*** Extracted material ***
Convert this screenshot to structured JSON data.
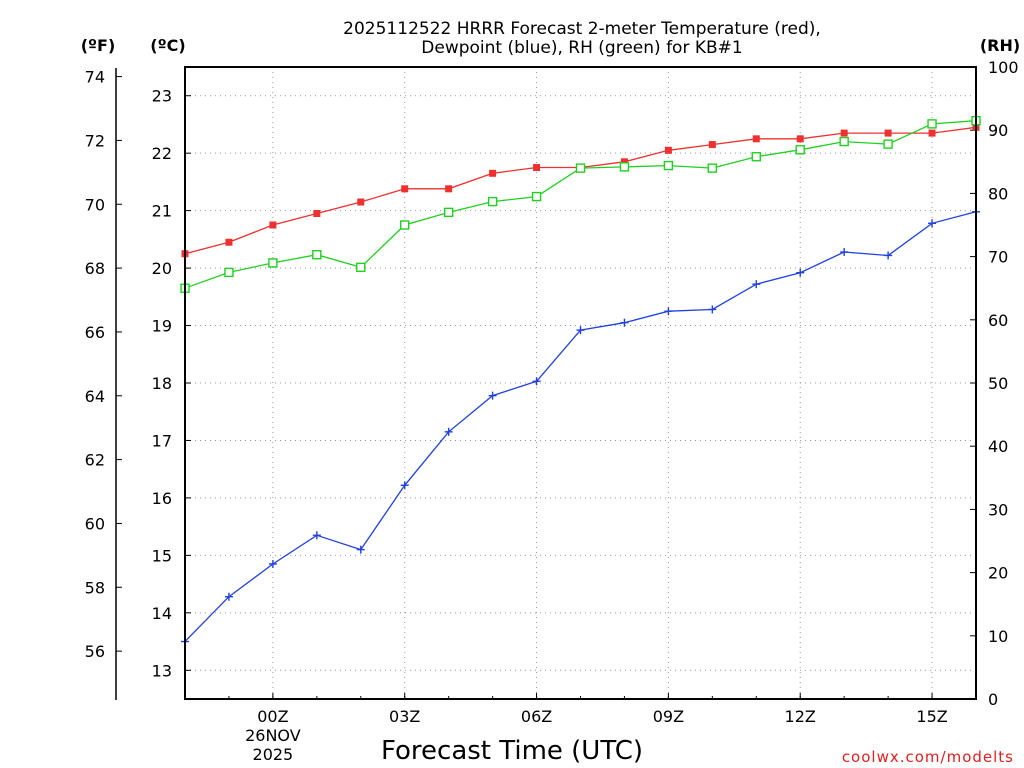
{
  "chart_data": {
    "type": "line",
    "title_line1": "2025112522 HRRR Forecast 2-meter Temperature (red),",
    "title_line2": "Dewpoint (blue), RH (green) for KB#1",
    "xlabel": "Forecast Time (UTC)",
    "credit": "coolwx.com/modelts",
    "units": {
      "fahrenheit": "(ºF)",
      "celsius": "(ºC)",
      "rh": "(RH)"
    },
    "x_hours": [
      22,
      23,
      24,
      25,
      26,
      27,
      28,
      29,
      30,
      31,
      32,
      33,
      34,
      35,
      36,
      37,
      38,
      39,
      40
    ],
    "xlim": [
      22,
      40
    ],
    "x_ticks": [
      {
        "hour": 24,
        "label": "00Z",
        "sub1": "26NOV",
        "sub2": "2025"
      },
      {
        "hour": 27,
        "label": "03Z"
      },
      {
        "hour": 30,
        "label": "06Z"
      },
      {
        "hour": 33,
        "label": "09Z"
      },
      {
        "hour": 36,
        "label": "12Z"
      },
      {
        "hour": 39,
        "label": "15Z"
      }
    ],
    "celsius_axis": {
      "ylim": [
        12.5,
        23.5
      ],
      "ticks": [
        "13",
        "14",
        "15",
        "16",
        "17",
        "18",
        "19",
        "20",
        "21",
        "22",
        "23"
      ]
    },
    "fahrenheit_axis": {
      "ylim": [
        54.5,
        74.3
      ],
      "ticks": [
        "56",
        "58",
        "60",
        "62",
        "64",
        "66",
        "68",
        "70",
        "72",
        "74"
      ]
    },
    "rh_axis": {
      "ylim": [
        0,
        100
      ],
      "ticks": [
        "0",
        "10",
        "20",
        "30",
        "40",
        "50",
        "60",
        "70",
        "80",
        "90",
        "100"
      ]
    },
    "series": [
      {
        "name": "Temperature",
        "axis": "celsius",
        "color": "#ee3030",
        "marker": "filled-square",
        "values": [
          20.25,
          20.45,
          20.75,
          20.95,
          21.15,
          21.38,
          21.38,
          21.65,
          21.75,
          21.75,
          21.85,
          22.05,
          22.15,
          22.25,
          22.25,
          22.35,
          22.35,
          22.35,
          22.45
        ]
      },
      {
        "name": "Dewpoint",
        "axis": "celsius",
        "color": "#2040e0",
        "marker": "plus",
        "values": [
          13.5,
          14.28,
          14.85,
          15.35,
          15.1,
          16.22,
          17.15,
          17.78,
          18.03,
          18.92,
          19.05,
          19.25,
          19.28,
          19.72,
          19.92,
          20.28,
          20.22,
          20.78,
          20.98
        ]
      },
      {
        "name": "RH",
        "axis": "rh",
        "color": "#20d020",
        "marker": "open-square",
        "values": [
          65,
          67.5,
          69,
          70.3,
          68.3,
          75,
          77,
          78.7,
          79.5,
          84,
          84.2,
          84.4,
          84,
          85.8,
          86.9,
          88.2,
          87.8,
          91,
          91.5
        ]
      }
    ]
  }
}
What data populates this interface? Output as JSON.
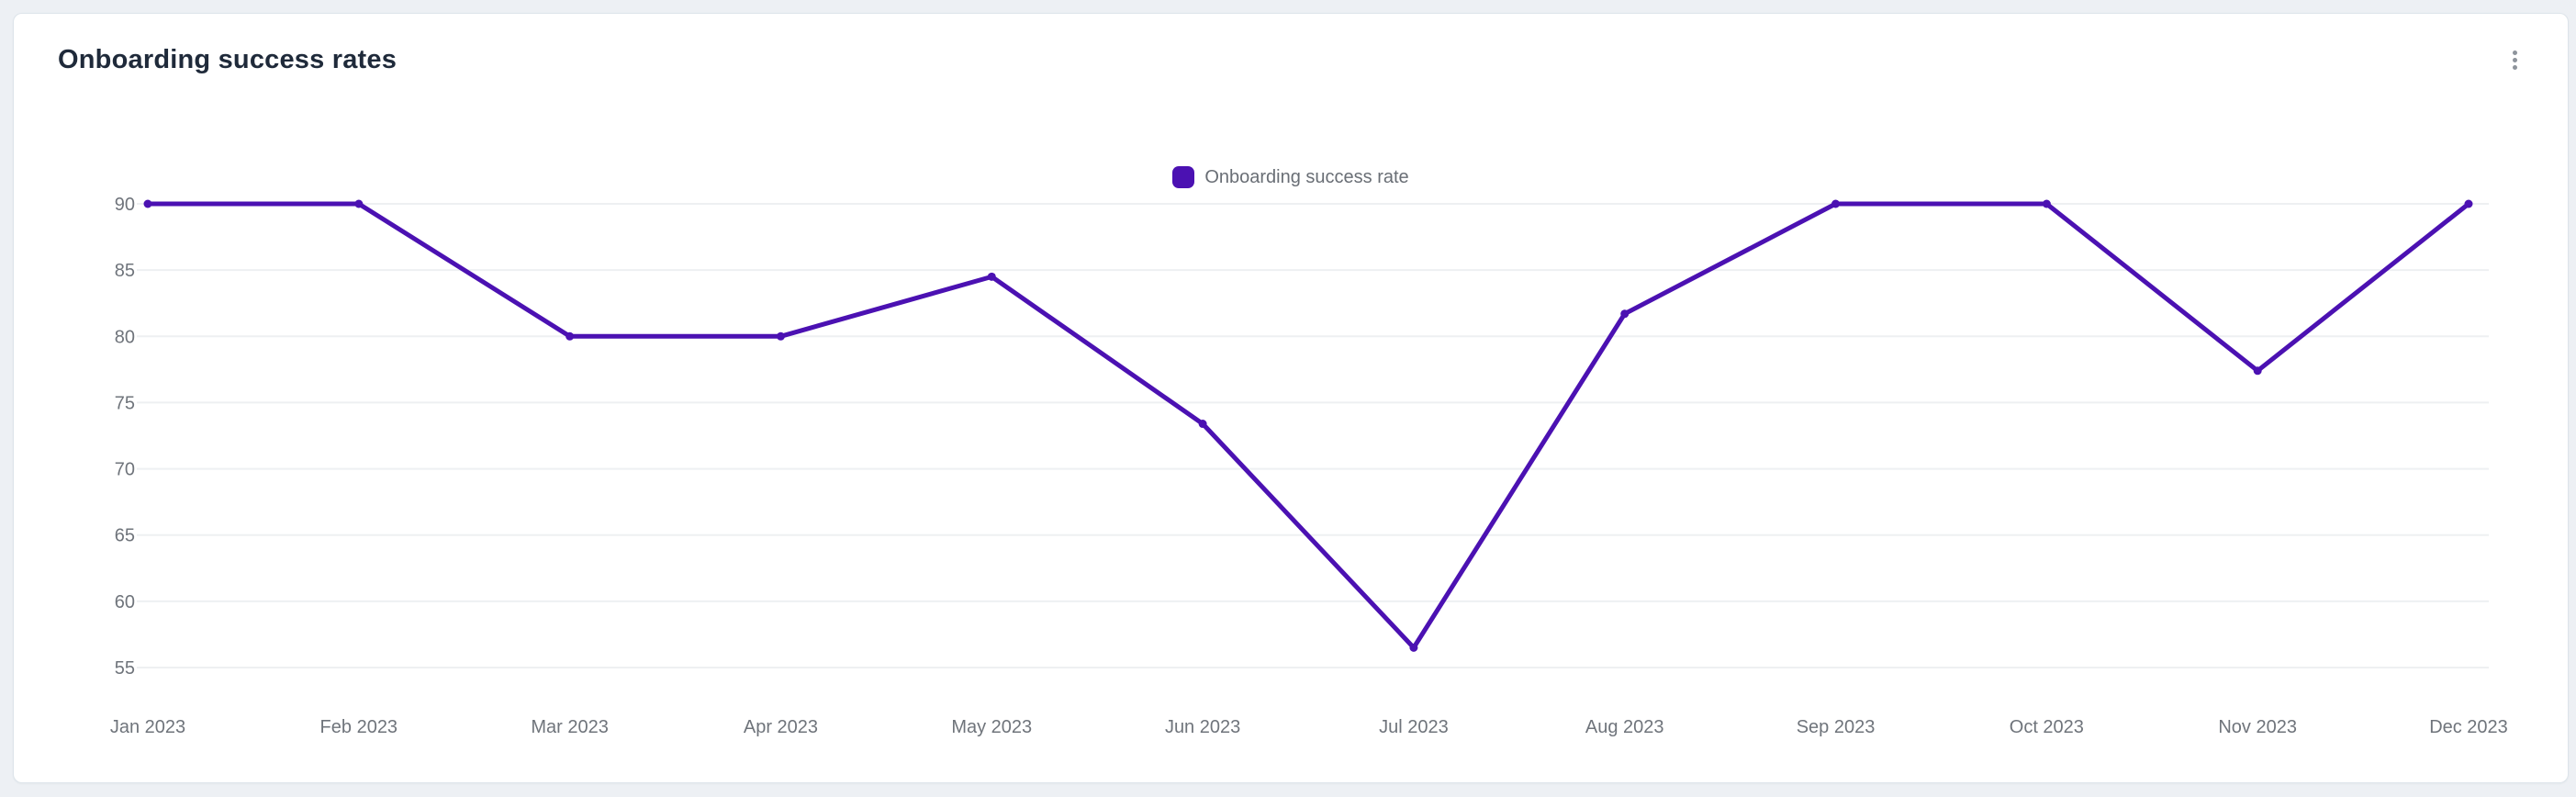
***
Required task: Tally how many lines in the material above hold the word "square". Write only that number.

Response to the exercise: 2